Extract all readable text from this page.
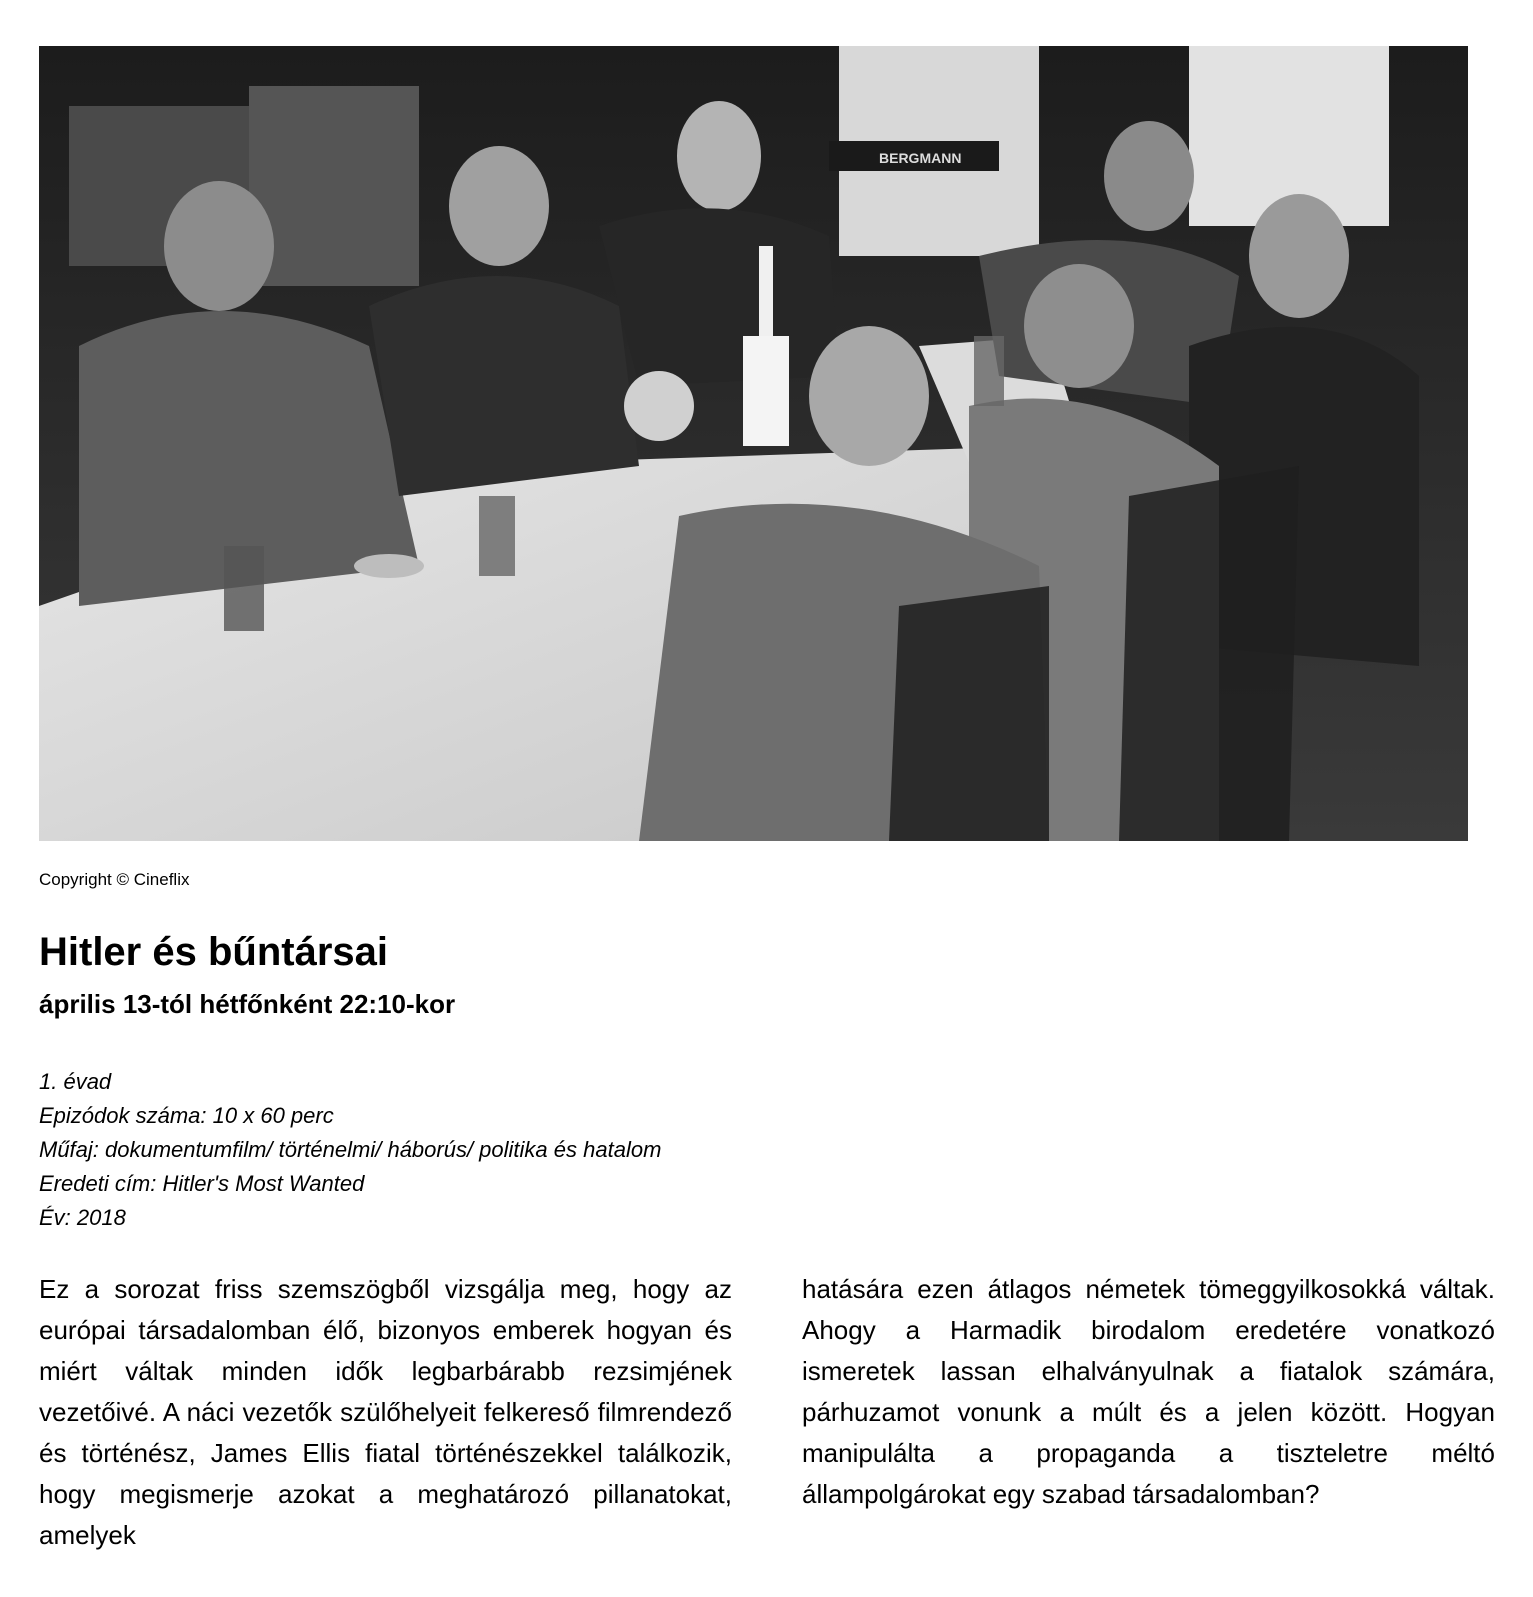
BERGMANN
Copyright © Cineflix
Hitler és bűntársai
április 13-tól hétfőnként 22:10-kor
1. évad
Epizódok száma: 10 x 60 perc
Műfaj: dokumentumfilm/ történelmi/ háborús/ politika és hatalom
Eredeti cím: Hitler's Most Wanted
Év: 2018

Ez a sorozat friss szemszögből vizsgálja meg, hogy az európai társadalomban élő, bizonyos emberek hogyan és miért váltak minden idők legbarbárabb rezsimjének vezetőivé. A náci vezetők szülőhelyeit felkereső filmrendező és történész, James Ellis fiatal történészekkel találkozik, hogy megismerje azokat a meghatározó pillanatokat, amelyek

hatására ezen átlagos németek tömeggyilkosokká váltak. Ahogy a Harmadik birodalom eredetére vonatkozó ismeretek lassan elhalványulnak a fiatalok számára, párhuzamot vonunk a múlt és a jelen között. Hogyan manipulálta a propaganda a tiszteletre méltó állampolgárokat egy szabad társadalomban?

• **The exercise**: Pictures stay out; reproduce every line of the records exactly.

• **Solution to this task**:
Extract all readable text from this page.
BERGMANN
Copyright © Cineflix
Hitler és bűntársai
április 13-tól hétfőnként 22:10-kor
1. évad
Epizódok száma: 10 x 60 perc
Műfaj: dokumentumfilm/ történelmi/ háborús/ politika és hatalom
Eredeti cím: Hitler's Most Wanted
Év: 2018

Ez a sorozat friss szemszögből vizsgálja meg, hogy az európai társadalomban élő, bizonyos emberek hogyan és miért váltak minden idők legbarbárabb rezsimjének vezetőivé. A náci vezetők szülőhelyeit felkereső filmrendező és történész, James Ellis fiatal történészekkel találkozik, hogy megismerje azokat a meghatározó pillanatokat, amelyek

hatására ezen átlagos németek tömeggyilkosokká váltak. Ahogy a Harmadik birodalom eredetére vonatkozó ismeretek lassan elhalványulnak a fiatalok számára, párhuzamot vonunk a múlt és a jelen között. Hogyan manipulálta a propaganda a tiszteletre méltó állampolgárokat egy szabad társadalomban?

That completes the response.